* **REQUIRED WORK**
Among the entries that follow, tally the lines with the string "image". Give no more than the number.

* **SUPPLIED ENTRIES**
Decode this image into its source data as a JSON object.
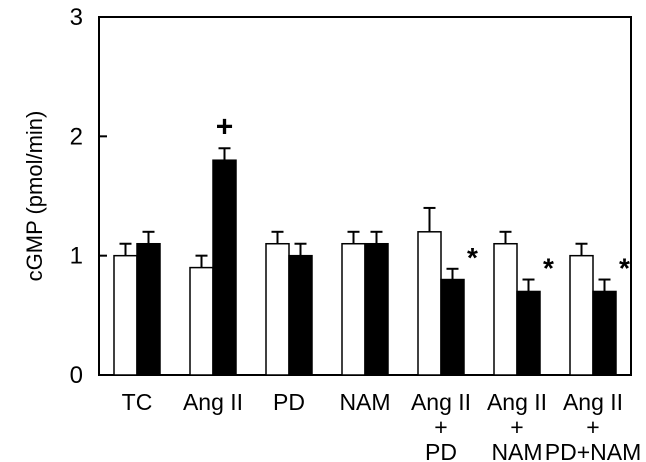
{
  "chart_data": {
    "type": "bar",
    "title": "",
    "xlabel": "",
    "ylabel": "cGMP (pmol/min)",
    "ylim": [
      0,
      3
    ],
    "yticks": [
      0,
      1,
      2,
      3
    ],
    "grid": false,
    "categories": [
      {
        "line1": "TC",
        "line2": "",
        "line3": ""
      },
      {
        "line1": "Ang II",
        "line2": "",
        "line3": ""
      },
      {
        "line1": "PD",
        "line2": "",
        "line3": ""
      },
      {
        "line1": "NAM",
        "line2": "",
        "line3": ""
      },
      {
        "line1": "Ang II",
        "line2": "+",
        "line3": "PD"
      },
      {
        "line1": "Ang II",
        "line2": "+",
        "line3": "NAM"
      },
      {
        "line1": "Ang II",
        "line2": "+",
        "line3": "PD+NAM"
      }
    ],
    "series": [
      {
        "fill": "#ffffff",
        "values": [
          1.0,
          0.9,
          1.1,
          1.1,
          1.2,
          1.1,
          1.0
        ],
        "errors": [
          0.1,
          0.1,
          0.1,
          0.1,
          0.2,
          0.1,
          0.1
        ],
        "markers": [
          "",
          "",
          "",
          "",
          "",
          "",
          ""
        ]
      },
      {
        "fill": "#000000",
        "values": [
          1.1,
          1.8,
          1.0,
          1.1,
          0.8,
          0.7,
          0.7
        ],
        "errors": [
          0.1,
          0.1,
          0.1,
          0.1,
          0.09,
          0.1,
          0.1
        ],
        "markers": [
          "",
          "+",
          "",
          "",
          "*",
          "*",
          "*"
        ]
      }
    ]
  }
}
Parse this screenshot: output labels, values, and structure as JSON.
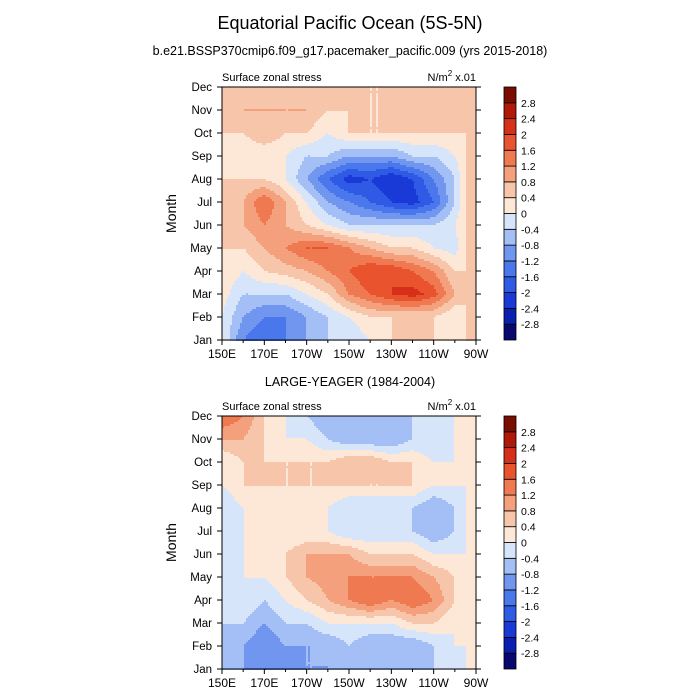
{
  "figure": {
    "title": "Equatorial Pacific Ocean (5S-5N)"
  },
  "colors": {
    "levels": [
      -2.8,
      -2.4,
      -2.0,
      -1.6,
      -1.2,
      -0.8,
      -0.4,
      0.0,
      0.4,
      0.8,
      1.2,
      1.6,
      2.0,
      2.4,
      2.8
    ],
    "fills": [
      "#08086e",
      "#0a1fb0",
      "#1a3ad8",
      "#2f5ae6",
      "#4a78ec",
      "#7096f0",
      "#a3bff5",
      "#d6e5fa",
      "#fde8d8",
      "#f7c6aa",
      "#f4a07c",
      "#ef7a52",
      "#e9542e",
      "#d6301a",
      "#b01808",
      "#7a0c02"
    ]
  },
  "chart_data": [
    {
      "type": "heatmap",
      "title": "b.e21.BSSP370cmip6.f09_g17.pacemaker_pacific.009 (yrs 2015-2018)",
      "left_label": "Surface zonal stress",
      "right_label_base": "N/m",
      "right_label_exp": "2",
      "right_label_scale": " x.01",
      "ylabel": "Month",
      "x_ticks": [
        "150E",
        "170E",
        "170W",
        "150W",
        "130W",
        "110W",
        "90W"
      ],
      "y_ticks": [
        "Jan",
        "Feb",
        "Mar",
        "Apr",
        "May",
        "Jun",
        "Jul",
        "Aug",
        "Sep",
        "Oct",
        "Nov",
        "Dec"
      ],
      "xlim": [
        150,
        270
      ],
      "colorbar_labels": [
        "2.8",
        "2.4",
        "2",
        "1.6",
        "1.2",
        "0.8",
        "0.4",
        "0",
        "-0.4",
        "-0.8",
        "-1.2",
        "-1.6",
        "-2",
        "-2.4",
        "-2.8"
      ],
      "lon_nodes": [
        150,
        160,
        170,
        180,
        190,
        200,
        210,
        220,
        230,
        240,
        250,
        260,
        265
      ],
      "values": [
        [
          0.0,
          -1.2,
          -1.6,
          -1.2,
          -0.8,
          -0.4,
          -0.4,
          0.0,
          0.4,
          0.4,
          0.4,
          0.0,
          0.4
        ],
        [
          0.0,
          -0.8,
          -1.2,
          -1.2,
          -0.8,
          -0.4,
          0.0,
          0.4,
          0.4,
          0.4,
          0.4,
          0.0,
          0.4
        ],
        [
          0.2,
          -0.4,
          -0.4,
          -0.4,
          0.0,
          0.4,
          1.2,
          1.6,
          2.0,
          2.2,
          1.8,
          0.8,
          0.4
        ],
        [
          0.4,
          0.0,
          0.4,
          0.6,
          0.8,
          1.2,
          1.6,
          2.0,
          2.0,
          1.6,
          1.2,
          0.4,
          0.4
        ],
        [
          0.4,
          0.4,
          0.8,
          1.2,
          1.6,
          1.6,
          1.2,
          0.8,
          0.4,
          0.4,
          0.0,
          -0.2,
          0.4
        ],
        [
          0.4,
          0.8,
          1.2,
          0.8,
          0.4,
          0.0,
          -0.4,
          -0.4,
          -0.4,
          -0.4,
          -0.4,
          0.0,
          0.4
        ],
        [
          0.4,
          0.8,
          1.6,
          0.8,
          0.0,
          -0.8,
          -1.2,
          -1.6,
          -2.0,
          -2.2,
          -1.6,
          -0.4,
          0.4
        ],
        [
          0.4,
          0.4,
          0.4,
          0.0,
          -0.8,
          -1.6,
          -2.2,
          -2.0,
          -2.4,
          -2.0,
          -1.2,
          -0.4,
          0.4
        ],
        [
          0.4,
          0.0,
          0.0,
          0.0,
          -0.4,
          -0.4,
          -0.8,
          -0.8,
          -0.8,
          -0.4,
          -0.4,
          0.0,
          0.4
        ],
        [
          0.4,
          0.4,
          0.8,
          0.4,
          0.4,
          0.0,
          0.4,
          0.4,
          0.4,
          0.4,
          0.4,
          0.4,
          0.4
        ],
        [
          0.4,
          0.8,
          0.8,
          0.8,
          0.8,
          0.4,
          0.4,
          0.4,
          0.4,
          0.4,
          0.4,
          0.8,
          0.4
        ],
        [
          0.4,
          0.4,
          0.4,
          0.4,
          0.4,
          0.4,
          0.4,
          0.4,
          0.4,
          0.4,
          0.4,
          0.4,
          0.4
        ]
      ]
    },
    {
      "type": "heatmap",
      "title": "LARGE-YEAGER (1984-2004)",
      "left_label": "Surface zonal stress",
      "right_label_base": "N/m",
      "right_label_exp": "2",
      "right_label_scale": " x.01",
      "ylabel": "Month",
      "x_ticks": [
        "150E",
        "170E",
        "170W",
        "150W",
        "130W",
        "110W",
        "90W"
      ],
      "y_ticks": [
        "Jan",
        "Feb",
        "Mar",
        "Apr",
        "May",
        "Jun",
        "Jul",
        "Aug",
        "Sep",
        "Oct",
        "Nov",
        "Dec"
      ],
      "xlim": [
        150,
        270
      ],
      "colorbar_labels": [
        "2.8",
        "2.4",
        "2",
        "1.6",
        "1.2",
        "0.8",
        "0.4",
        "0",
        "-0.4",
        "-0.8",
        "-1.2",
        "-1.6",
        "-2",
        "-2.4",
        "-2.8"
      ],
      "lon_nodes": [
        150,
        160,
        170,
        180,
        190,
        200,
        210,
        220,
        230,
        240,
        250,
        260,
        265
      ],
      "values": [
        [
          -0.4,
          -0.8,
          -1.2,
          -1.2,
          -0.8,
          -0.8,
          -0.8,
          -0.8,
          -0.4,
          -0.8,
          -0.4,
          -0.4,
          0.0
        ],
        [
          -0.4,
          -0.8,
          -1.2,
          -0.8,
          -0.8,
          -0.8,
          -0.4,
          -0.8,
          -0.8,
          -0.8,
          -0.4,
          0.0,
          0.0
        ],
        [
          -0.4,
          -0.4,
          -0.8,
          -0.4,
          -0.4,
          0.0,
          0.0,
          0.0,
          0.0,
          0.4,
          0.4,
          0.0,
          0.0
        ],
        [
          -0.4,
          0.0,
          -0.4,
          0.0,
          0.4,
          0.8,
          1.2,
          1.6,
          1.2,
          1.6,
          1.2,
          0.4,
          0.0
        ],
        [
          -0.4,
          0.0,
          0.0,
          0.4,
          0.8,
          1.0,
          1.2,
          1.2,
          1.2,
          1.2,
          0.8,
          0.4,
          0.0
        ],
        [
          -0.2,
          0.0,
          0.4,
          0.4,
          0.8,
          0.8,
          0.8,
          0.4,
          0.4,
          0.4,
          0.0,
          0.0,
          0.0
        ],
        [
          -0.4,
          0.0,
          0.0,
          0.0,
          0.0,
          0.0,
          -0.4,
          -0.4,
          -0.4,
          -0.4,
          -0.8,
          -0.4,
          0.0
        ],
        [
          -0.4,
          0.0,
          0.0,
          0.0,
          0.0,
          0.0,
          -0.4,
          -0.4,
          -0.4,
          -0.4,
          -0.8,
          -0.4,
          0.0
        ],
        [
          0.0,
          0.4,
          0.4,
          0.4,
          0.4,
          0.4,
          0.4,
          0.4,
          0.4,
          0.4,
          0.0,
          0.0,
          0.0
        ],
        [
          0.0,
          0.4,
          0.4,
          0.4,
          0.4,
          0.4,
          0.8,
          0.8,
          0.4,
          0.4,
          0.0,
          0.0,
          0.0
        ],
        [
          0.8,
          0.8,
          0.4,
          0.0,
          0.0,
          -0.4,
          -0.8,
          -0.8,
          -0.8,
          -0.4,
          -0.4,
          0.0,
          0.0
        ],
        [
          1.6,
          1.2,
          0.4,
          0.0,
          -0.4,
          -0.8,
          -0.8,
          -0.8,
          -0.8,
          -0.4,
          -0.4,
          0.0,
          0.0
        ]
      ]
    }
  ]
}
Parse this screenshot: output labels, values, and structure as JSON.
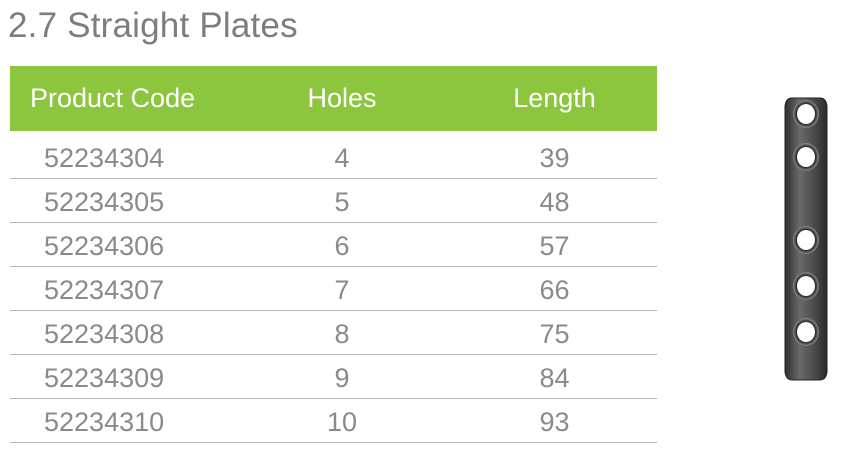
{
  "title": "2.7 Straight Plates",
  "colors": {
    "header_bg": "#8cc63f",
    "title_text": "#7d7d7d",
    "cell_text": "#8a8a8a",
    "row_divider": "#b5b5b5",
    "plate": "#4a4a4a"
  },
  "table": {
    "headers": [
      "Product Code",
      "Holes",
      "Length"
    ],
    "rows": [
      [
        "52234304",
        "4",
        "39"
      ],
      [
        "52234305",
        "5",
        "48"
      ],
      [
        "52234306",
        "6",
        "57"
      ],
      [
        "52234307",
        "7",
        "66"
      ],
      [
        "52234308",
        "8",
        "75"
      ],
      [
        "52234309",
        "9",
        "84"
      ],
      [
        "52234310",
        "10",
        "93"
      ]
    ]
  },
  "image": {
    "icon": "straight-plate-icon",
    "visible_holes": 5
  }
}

* **CORRECT ANSWER**
2